**Supplied material**
---

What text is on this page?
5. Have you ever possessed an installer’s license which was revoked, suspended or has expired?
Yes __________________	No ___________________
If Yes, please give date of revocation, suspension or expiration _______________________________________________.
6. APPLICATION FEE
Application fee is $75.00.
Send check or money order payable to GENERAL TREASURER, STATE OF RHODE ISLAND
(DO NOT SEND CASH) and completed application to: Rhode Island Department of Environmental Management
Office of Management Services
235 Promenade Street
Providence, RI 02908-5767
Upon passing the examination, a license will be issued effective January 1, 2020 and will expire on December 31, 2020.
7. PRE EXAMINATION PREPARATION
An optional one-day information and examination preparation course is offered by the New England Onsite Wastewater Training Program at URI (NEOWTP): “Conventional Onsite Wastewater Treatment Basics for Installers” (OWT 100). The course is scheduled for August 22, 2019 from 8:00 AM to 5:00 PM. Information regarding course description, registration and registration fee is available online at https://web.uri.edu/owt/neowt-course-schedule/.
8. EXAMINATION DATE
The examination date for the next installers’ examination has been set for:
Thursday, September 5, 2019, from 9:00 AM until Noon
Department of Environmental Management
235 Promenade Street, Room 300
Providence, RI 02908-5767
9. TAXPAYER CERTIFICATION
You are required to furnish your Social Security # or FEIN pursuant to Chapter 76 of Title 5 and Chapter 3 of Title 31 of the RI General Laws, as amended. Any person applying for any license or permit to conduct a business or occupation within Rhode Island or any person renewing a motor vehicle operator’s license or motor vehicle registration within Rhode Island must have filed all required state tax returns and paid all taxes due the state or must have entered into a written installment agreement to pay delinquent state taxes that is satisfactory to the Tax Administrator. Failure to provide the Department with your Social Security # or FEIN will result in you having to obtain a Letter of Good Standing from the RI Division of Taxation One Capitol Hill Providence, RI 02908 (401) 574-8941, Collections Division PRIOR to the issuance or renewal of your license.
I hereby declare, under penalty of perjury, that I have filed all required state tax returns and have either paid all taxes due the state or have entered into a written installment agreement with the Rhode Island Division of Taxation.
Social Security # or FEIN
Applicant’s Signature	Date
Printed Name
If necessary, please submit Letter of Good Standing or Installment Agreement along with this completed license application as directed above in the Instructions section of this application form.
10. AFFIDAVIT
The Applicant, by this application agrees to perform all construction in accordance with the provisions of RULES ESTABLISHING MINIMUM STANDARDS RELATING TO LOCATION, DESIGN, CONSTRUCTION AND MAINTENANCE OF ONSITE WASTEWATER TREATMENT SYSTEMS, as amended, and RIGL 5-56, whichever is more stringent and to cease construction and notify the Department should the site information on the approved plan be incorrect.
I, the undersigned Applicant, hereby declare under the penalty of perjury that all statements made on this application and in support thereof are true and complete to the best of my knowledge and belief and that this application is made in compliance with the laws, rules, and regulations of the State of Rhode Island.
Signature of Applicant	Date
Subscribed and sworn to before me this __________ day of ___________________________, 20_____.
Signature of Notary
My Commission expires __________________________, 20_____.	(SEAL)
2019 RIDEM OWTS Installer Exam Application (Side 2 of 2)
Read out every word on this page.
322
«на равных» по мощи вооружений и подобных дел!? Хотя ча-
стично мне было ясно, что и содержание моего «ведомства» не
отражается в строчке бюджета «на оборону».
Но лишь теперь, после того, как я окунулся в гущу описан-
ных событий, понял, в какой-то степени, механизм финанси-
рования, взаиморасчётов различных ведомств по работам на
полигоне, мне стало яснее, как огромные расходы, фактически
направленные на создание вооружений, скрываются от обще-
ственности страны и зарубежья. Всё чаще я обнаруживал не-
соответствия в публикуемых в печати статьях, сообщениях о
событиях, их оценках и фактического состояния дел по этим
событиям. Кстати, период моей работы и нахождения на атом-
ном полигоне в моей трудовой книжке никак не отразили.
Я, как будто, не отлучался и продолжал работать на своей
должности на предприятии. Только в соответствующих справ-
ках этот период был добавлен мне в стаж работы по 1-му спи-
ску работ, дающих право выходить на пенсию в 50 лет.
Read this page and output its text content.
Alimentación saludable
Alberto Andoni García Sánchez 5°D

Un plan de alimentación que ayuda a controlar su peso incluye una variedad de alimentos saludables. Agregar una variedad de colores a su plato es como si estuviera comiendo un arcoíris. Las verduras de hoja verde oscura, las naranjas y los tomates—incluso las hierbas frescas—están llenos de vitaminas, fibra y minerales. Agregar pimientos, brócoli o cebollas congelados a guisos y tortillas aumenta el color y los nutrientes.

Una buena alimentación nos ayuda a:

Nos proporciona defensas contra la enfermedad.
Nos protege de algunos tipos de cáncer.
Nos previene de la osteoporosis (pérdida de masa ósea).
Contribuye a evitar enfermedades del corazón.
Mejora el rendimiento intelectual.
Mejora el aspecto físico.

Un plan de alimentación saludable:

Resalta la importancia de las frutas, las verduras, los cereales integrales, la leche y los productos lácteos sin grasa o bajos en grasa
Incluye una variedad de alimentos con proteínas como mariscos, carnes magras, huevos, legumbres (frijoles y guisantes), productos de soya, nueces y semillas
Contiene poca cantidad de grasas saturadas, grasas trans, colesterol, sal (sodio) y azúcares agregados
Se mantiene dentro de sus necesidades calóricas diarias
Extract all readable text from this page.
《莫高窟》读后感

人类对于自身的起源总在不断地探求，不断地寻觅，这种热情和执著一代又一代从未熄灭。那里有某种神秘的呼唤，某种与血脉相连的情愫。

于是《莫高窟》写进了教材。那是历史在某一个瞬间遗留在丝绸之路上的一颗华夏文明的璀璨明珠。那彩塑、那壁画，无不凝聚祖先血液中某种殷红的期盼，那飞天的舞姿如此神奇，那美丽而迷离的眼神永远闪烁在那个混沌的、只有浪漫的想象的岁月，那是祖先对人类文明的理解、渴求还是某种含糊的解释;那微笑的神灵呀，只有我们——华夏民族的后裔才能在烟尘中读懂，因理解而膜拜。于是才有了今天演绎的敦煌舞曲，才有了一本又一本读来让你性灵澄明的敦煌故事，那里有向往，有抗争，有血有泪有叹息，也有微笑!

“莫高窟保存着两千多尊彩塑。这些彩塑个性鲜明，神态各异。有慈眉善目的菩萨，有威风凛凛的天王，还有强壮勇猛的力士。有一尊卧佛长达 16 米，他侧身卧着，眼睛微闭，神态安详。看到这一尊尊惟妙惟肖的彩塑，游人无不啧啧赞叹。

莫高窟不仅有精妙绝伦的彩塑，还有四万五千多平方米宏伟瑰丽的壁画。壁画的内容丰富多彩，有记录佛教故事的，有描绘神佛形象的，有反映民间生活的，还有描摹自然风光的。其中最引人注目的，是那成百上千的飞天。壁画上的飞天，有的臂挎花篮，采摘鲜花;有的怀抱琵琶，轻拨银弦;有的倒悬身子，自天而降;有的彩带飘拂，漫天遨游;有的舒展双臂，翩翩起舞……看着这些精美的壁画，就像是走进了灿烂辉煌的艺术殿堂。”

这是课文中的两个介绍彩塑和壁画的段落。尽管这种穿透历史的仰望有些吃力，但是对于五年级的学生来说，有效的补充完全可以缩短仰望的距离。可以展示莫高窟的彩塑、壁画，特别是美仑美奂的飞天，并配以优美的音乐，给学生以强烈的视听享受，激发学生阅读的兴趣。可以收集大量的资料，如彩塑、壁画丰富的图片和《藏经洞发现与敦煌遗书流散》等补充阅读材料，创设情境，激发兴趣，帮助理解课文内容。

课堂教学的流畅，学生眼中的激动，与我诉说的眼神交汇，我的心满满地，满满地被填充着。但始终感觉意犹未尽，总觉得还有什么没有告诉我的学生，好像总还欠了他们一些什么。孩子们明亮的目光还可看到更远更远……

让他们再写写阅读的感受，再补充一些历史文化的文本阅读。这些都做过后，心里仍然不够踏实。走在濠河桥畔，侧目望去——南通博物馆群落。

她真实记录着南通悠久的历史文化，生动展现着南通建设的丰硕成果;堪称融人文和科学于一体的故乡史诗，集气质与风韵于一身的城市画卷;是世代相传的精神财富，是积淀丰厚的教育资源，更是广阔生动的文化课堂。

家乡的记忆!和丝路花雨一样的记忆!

---

**The problem**
Your task is to report how many lines of the material include the string "alimentos". Give the number and no other words.

**Written answer**
2